Job → Transcribe the records that follow in their entirety, omitting any pictures.

Data extracted from a collection →
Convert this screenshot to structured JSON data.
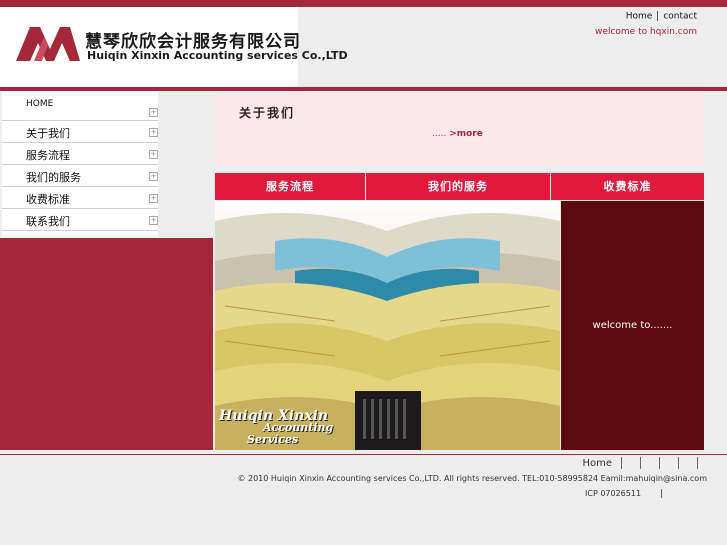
{
  "header": {
    "logo_cn": "慧琴欣欣会计服务有限公司",
    "logo_en": "Huiqin Xinxin Accounting services Co.,LTD",
    "links": [
      "Home",
      "contact"
    ],
    "welcome": "welcome to hqxin.com"
  },
  "sidebar": {
    "items": [
      {
        "label": "HOME"
      },
      {
        "label": "关于我们"
      },
      {
        "label": "服务流程"
      },
      {
        "label": "我们的服务"
      },
      {
        "label": "收费标准"
      },
      {
        "label": "联系我们"
      }
    ]
  },
  "about": {
    "title": "关于我们",
    "more_dots": ".....",
    "more_label": ">more"
  },
  "tabs": [
    {
      "label": "服务流程"
    },
    {
      "label": "我们的服务"
    },
    {
      "label": "收费标准"
    }
  ],
  "photo": {
    "caption_line1": "Huiqin Xinxin",
    "caption_line2": "Accounting",
    "caption_line3": "Services"
  },
  "welcome_panel": {
    "text": "welcome to......."
  },
  "footer": {
    "nav": [
      "Home",
      "",
      "",
      "",
      "",
      ""
    ],
    "copyright": "© 2010 Huiqin Xinxin Accounting services Co.,LTD. All rights reserved. TEL:010-58995824 Eamil:mahuiqin@sina.com",
    "icp": "ICP 07026511"
  },
  "colors": {
    "brand_red": "#a5273a",
    "tab_red": "#e1193c",
    "panel_dark": "#5c0c0f",
    "about_bg": "#fce8ea"
  }
}
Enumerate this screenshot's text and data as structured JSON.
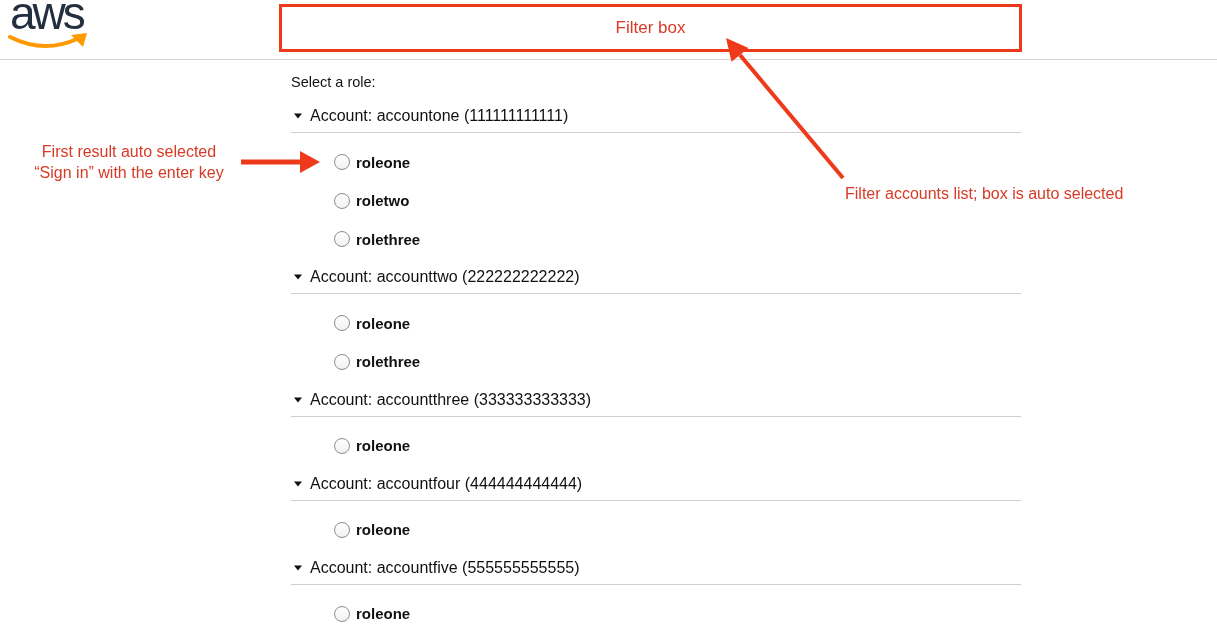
{
  "logo": {
    "text": "aws"
  },
  "filter_box": {
    "label": "Filter box"
  },
  "prompt": "Select a role:",
  "accounts": [
    {
      "label": "Account: accountone (111111111111)",
      "expanded": true,
      "roles": [
        {
          "name": "roleone",
          "selected": false
        },
        {
          "name": "roletwo",
          "selected": false
        },
        {
          "name": "rolethree",
          "selected": false
        }
      ]
    },
    {
      "label": "Account: accounttwo (222222222222)",
      "expanded": true,
      "roles": [
        {
          "name": "roleone",
          "selected": false
        },
        {
          "name": "rolethree",
          "selected": false
        }
      ]
    },
    {
      "label": "Account: accountthree (333333333333)",
      "expanded": true,
      "roles": [
        {
          "name": "roleone",
          "selected": false
        }
      ]
    },
    {
      "label": "Account: accountfour (444444444444)",
      "expanded": true,
      "roles": [
        {
          "name": "roleone",
          "selected": false
        }
      ]
    },
    {
      "label": "Account: accountfive (555555555555)",
      "expanded": true,
      "roles": [
        {
          "name": "roleone",
          "selected": false
        }
      ]
    }
  ],
  "annotations": [
    {
      "lines": [
        "First result auto selected",
        "“Sign in” with the enter key"
      ]
    },
    {
      "lines": [
        "Filter accounts list; box is auto selected"
      ]
    }
  ]
}
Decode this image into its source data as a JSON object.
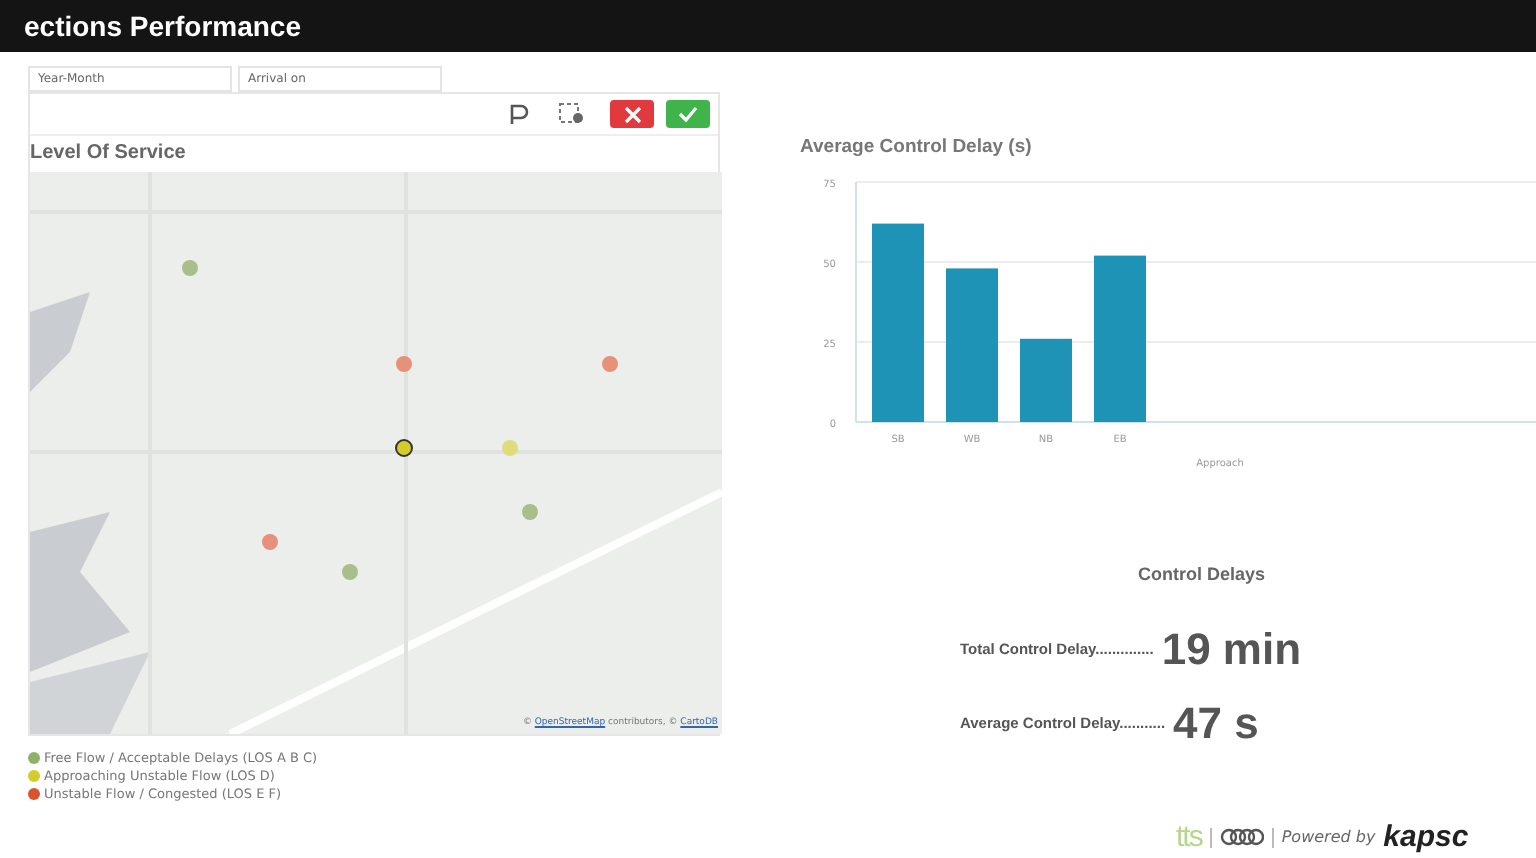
{
  "header": {
    "title": "ections Performance"
  },
  "filters": [
    {
      "label": "Year-Month"
    },
    {
      "label": "Arrival on"
    }
  ],
  "map_panel": {
    "title": "Level Of Service",
    "attribution_prefix": "© ",
    "attribution_link_1": "OpenStreetMap",
    "attribution_middle": " contributors, © ",
    "attribution_link_2": "CartoDB",
    "legend": [
      {
        "label": "Free Flow / Acceptable Delays (LOS A B C)",
        "color": "#8db36a"
      },
      {
        "label": "Approaching Unstable Flow (LOS D)",
        "color": "#d4cc2a"
      },
      {
        "label": "Unstable Flow / Congested (LOS E F)",
        "color": "#d9542c"
      }
    ]
  },
  "chart_panel": {
    "chart_data": {
      "type": "bar",
      "title": "Average Control Delay (s)",
      "xlabel": "Approach",
      "categories": [
        "SB",
        "WB",
        "NB",
        "EB"
      ],
      "series": [
        {
          "color": "#1f93b5",
          "values": [
            62,
            48,
            26,
            52
          ]
        }
      ],
      "ylim": [
        0,
        75
      ],
      "yticks": [
        0,
        25,
        50,
        75
      ]
    }
  },
  "control_delays": {
    "title": "Control Delays",
    "rows": [
      {
        "label": "Total Control Delay",
        "leader": "..............",
        "value": "19 min"
      },
      {
        "label": "Average Control Delay",
        "leader": "...........",
        "value": "47 s"
      }
    ]
  },
  "footer": {
    "logo_text": "tts",
    "powered_by": "Powered by",
    "brand": "kapsc"
  }
}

Result →
Convert this screenshot to structured JSON data.
{
  "header": {
    "logo_cn": "慧琴欣欣会计服务有限公司",
    "logo_en": "Huiqin Xinxin Accounting services Co.,LTD",
    "links": [
      "Home",
      "contact"
    ],
    "welcome": "welcome to hqxin.com"
  },
  "sidebar": {
    "items": [
      {
        "label": "HOME"
      },
      {
        "label": "关于我们"
      },
      {
        "label": "服务流程"
      },
      {
        "label": "我们的服务"
      },
      {
        "label": "收费标准"
      },
      {
        "label": "联系我们"
      }
    ]
  },
  "about": {
    "title": "关于我们",
    "more_dots": ".....",
    "more_label": ">more"
  },
  "tabs": [
    {
      "label": "服务流程"
    },
    {
      "label": "我们的服务"
    },
    {
      "label": "收费标准"
    }
  ],
  "photo": {
    "caption_line1": "Huiqin Xinxin",
    "caption_line2": "Accounting",
    "caption_line3": "Services"
  },
  "welcome_panel": {
    "text": "welcome to......."
  },
  "footer": {
    "nav": [
      "Home",
      "",
      "",
      "",
      "",
      ""
    ],
    "copyright": "© 2010 Huiqin Xinxin Accounting services Co.,LTD. All rights reserved. TEL:010-58995824 Eamil:mahuiqin@sina.com",
    "icp": "ICP 07026511"
  },
  "colors": {
    "brand_red": "#a5273a",
    "tab_red": "#e1193c",
    "panel_dark": "#5c0c0f",
    "about_bg": "#fce8ea"
  }
}
Enumerate this screenshot's text and data as structured JSON.
{
  "logo": {
    "text": "aws"
  },
  "filter_box": {
    "label": "Filter box"
  },
  "prompt": "Select a role:",
  "accounts": [
    {
      "label": "Account: accountone (111111111111)",
      "expanded": true,
      "roles": [
        {
          "name": "roleone",
          "selected": false
        },
        {
          "name": "roletwo",
          "selected": false
        },
        {
          "name": "rolethree",
          "selected": false
        }
      ]
    },
    {
      "label": "Account: accounttwo (222222222222)",
      "expanded": true,
      "roles": [
        {
          "name": "roleone",
          "selected": false
        },
        {
          "name": "rolethree",
          "selected": false
        }
      ]
    },
    {
      "label": "Account: accountthree (333333333333)",
      "expanded": true,
      "roles": [
        {
          "name": "roleone",
          "selected": false
        }
      ]
    },
    {
      "label": "Account: accountfour (444444444444)",
      "expanded": true,
      "roles": [
        {
          "name": "roleone",
          "selected": false
        }
      ]
    },
    {
      "label": "Account: accountfive (555555555555)",
      "expanded": true,
      "roles": [
        {
          "name": "roleone",
          "selected": false
        }
      ]
    }
  ],
  "annotations": [
    {
      "lines": [
        "First result auto selected",
        "“Sign in” with the enter key"
      ]
    },
    {
      "lines": [
        "Filter accounts list; box is auto selected"
      ]
    }
  ]
}
Decode this image into its source data as a JSON object.
{
  "header": {
    "title": "ections Performance"
  },
  "filters": [
    {
      "label": "Year-Month"
    },
    {
      "label": "Arrival on"
    }
  ],
  "map_panel": {
    "title": "Level Of Service",
    "attribution_prefix": "© ",
    "attribution_link_1": "OpenStreetMap",
    "attribution_middle": " contributors, © ",
    "attribution_link_2": "CartoDB",
    "legend": [
      {
        "label": "Free Flow / Acceptable Delays (LOS A B C)",
        "color": "#8db36a"
      },
      {
        "label": "Approaching Unstable Flow (LOS D)",
        "color": "#d4cc2a"
      },
      {
        "label": "Unstable Flow / Congested (LOS E F)",
        "color": "#d9542c"
      }
    ]
  },
  "chart_panel": {
    "chart_data": {
      "type": "bar",
      "title": "Average Control Delay (s)",
      "xlabel": "Approach",
      "categories": [
        "SB",
        "WB",
        "NB",
        "EB"
      ],
      "series": [
        {
          "color": "#1f93b5",
          "values": [
            62,
            48,
            26,
            52
          ]
        }
      ],
      "ylim": [
        0,
        75
      ],
      "yticks": [
        0,
        25,
        50,
        75
      ]
    }
  },
  "control_delays": {
    "title": "Control Delays",
    "rows": [
      {
        "label": "Total Control Delay",
        "leader": "..............",
        "value": "19 min"
      },
      {
        "label": "Average Control Delay",
        "leader": "...........",
        "value": "47 s"
      }
    ]
  },
  "footer": {
    "logo_text": "tts",
    "powered_by": "Powered by",
    "brand": "kapsc"
  }
}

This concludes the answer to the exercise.